* [WHAT TO WORK ON]: Copy out every line in which the string "mercredi" occurs.

* [RECORDS FOR PROCESSING]:
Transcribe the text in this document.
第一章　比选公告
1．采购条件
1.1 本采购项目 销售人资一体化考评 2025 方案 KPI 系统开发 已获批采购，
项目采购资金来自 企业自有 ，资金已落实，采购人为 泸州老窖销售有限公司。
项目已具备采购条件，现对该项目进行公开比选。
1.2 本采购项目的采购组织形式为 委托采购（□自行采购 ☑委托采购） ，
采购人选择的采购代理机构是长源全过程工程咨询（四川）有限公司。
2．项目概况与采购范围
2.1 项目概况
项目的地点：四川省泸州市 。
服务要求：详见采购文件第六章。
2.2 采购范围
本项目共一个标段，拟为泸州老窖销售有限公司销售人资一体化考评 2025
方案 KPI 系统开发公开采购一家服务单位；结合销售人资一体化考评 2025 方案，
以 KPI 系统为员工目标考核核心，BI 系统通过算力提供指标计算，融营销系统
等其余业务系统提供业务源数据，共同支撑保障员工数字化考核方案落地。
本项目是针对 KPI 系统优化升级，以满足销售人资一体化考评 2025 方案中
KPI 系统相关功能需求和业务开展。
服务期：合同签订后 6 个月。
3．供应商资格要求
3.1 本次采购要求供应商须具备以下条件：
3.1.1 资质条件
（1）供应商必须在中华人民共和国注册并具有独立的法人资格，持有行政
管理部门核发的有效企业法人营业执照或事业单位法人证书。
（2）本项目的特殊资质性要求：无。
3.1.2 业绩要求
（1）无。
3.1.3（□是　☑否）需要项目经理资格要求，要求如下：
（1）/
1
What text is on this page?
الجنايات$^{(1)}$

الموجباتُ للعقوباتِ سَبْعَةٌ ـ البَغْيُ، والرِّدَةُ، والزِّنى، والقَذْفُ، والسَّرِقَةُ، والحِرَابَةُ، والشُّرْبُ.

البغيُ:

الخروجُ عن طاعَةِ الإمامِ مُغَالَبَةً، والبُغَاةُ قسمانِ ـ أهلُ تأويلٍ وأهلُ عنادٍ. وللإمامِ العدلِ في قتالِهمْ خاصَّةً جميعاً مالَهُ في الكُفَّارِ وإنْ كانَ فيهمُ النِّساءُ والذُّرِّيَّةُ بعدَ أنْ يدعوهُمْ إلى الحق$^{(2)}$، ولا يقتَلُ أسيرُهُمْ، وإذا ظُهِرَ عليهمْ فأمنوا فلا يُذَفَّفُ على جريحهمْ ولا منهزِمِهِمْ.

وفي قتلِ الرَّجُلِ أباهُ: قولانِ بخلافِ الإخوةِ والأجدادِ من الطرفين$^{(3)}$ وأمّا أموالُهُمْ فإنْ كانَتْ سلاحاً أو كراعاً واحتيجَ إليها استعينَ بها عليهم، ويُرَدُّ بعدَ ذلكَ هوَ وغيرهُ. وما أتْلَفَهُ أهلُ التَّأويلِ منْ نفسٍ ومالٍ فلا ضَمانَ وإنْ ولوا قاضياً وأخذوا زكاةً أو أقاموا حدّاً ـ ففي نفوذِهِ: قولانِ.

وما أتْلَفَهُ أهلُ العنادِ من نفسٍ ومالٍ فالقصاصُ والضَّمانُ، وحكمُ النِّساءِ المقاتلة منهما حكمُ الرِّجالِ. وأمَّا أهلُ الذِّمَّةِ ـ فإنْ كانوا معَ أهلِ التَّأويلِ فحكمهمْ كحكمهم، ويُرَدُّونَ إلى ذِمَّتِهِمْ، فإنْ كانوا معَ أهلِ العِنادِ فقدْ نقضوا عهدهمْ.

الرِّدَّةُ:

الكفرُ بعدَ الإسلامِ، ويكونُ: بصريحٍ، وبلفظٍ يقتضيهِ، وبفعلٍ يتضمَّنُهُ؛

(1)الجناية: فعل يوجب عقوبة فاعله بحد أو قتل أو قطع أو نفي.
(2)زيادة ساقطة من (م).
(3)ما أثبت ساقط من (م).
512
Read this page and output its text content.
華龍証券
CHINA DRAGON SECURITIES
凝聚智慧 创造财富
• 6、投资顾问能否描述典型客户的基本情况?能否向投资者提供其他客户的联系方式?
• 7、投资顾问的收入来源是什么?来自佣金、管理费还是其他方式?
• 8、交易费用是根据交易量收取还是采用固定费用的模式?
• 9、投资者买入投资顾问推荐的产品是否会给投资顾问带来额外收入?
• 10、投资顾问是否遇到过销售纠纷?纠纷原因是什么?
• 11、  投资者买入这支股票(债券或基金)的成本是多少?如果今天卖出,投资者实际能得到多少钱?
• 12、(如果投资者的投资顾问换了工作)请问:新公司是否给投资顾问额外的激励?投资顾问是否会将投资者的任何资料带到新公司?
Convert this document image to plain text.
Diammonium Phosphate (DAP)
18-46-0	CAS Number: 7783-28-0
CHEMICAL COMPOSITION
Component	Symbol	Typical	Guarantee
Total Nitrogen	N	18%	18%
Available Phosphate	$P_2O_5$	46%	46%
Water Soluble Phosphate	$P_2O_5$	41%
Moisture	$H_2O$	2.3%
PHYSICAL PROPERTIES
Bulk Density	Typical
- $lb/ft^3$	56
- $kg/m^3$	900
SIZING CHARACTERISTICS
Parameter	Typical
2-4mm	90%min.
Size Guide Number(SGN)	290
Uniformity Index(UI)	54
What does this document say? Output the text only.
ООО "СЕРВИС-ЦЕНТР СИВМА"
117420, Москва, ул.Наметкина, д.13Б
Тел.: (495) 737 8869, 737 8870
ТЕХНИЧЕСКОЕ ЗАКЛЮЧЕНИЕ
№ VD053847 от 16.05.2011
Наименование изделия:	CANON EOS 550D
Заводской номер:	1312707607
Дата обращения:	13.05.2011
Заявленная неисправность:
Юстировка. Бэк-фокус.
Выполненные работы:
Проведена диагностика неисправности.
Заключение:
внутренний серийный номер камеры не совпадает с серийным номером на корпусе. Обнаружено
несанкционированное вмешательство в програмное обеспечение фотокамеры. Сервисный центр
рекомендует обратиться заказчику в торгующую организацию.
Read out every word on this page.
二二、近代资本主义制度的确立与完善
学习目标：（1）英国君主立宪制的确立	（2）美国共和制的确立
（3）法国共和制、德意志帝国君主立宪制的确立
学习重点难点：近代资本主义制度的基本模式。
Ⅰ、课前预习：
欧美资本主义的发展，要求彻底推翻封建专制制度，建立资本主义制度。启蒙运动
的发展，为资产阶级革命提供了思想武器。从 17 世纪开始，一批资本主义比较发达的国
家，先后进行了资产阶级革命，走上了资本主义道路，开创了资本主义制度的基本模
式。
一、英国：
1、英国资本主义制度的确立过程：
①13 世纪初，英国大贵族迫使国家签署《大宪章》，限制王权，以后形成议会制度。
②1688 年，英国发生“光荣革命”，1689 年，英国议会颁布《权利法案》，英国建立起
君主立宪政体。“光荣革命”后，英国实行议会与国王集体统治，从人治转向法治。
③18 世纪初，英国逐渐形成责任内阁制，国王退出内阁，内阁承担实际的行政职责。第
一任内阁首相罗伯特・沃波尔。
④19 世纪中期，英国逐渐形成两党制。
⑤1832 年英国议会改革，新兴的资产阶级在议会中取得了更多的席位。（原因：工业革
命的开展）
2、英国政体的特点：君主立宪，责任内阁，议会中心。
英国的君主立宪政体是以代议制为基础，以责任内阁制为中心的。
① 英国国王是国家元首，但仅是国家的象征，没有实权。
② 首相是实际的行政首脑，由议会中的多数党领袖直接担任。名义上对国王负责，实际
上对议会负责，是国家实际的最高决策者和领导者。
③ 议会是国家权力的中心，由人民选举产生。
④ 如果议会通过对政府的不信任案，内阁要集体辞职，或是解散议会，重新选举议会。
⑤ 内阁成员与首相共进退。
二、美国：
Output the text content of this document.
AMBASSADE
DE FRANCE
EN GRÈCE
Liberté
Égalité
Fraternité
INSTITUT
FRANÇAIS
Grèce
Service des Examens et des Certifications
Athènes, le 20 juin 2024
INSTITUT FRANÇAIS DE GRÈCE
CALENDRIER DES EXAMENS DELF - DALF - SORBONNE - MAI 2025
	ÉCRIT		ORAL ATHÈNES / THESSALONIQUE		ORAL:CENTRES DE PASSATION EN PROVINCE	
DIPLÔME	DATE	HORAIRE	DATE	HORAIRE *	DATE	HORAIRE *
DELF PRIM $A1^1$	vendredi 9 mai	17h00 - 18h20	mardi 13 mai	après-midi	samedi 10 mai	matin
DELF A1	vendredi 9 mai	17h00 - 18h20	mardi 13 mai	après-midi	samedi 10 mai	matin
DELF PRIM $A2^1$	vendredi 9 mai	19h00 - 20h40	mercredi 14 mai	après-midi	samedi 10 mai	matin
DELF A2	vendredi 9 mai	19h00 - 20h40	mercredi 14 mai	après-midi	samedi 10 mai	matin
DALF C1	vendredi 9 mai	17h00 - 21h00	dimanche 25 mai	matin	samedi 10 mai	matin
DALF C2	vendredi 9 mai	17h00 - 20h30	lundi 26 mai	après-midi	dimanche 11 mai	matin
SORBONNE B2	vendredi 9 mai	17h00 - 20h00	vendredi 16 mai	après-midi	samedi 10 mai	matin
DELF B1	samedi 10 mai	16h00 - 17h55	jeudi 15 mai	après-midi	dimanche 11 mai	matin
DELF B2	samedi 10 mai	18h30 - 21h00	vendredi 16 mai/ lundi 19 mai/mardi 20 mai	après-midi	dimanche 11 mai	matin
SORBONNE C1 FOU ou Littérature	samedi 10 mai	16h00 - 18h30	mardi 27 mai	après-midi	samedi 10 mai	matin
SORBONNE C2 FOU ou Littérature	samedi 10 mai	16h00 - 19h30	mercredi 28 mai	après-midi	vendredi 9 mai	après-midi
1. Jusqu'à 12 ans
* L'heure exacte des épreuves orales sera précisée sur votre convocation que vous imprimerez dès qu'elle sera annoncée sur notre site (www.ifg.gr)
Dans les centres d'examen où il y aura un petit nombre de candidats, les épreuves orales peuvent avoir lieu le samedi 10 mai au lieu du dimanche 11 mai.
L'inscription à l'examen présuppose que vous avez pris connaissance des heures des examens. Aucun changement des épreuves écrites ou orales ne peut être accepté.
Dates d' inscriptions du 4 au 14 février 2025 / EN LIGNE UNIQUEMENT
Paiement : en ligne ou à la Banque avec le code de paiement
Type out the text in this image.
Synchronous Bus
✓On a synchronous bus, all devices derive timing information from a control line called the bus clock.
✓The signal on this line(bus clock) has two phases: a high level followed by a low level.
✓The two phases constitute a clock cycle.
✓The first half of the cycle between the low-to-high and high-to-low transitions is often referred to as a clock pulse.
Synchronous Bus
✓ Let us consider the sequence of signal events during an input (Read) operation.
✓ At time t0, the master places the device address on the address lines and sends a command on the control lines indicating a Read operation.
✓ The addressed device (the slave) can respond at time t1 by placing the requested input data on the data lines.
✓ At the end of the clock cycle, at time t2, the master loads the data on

* [WRITTEN RESPONSE]:
DELF PRIM $A2^1$	vendredi 9 mai	19h00 - 20h40	mercredi 14 mai	après-midi	samedi 10 mai	matin
DELF A2	vendredi 9 mai	19h00 - 20h40	mercredi 14 mai	après-midi	samedi 10 mai	matin
SORBONNE C2 FOU ou Littérature	samedi 10 mai	16h00 - 19h30	mercredi 28 mai	après-midi	vendredi 9 mai	après-midi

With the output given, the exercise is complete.